Exercise directions:
Reproduce all of the data word for word.

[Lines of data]
************
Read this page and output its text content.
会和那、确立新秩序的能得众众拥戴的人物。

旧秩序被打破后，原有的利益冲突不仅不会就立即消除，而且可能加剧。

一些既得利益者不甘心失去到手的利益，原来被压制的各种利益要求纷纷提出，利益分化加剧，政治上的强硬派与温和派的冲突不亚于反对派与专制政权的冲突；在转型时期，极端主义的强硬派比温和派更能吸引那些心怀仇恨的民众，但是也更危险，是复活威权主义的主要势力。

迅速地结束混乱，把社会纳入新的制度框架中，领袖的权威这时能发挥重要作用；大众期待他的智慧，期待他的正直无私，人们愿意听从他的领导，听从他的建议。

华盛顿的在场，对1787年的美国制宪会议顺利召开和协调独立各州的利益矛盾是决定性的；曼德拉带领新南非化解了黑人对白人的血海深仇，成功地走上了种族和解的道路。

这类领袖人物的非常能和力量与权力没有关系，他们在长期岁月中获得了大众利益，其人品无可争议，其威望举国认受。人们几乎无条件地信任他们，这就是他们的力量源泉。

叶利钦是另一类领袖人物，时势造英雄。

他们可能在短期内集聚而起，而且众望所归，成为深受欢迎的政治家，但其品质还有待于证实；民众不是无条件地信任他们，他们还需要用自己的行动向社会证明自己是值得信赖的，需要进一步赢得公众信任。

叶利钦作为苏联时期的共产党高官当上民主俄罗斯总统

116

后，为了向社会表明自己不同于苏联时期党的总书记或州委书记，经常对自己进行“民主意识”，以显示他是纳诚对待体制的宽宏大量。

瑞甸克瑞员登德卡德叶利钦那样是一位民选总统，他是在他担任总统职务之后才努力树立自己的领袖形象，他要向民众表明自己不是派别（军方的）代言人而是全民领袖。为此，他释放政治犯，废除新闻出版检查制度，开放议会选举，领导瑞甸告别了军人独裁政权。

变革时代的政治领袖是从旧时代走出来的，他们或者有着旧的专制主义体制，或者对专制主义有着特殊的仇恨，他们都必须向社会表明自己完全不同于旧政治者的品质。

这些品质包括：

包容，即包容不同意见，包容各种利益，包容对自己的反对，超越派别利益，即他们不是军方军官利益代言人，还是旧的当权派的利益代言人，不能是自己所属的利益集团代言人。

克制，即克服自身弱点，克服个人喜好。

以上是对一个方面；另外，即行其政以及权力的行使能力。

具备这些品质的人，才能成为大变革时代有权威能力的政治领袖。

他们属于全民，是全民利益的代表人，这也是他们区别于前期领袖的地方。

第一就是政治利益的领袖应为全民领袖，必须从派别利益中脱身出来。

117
************
Worked solution:
Read this page and output its text content.
会和那、确立新秩序的能得众众拥戴的人物。

旧秩序被打破后，原有的利益冲突不仅不会就立即消除，而且可能加剧。

一些既得利益者不甘心失去到手的利益，原来被压制的各种利益要求纷纷提出，利益分化加剧，政治上的强硬派与温和派的冲突不亚于反对派与专制政权的冲突；在转型时期，极端主义的强硬派比温和派更能吸引那些心怀仇恨的民众，但是也更危险，是复活威权主义的主要势力。

迅速地结束混乱，把社会纳入新的制度框架中，领袖的权威这时能发挥重要作用；大众期待他的智慧，期待他的正直无私，人们愿意听从他的领导，听从他的建议。

华盛顿的在场，对1787年的美国制宪会议顺利召开和协调独立各州的利益矛盾是决定性的；曼德拉带领新南非化解了黑人对白人的血海深仇，成功地走上了种族和解的道路。

这类领袖人物的非常能和力量与权力没有关系，他们在长期岁月中获得了大众利益，其人品无可争议，其威望举国认受。人们几乎无条件地信任他们，这就是他们的力量源泉。

叶利钦是另一类领袖人物，时势造英雄。

他们可能在短期内集聚而起，而且众望所归，成为深受欢迎的政治家，但其品质还有待于证实；民众不是无条件地信任他们，他们还需要用自己的行动向社会证明自己是值得信赖的，需要进一步赢得公众信任。

叶利钦作为苏联时期的共产党高官当上民主俄罗斯总统

116

后，为了向社会表明自己不同于苏联时期党的总书记或州委书记，经常对自己进行“民主意识”，以显示他是纳诚对待体制的宽宏大量。

瑞甸克瑞员登德卡德叶利钦那样是一位民选总统，他是在他担任总统职务之后才努力树立自己的领袖形象，他要向民众表明自己不是派别（军方的）代言人而是全民领袖。为此，他释放政治犯，废除新闻出版检查制度，开放议会选举，领导瑞甸告别了军人独裁政权。

变革时代的政治领袖是从旧时代走出来的，他们或者有着旧的专制主义体制，或者对专制主义有着特殊的仇恨，他们都必须向社会表明自己完全不同于旧政治者的品质。

这些品质包括：

包容，即包容不同意见，包容各种利益，包容对自己的反对，超越派别利益，即他们不是军方军官利益代言人，还是旧的当权派的利益代言人，不能是自己所属的利益集团代言人。

克制，即克服自身弱点，克服个人喜好。

以上是对一个方面；另外，即行其政以及权力的行使能力。

具备这些品质的人，才能成为大变革时代有权威能力的政治领袖。

他们属于全民，是全民利益的代表人，这也是他们区别于前期领袖的地方。

第一就是政治利益的领袖应为全民领袖，必须从派别利益中脱身出来。

117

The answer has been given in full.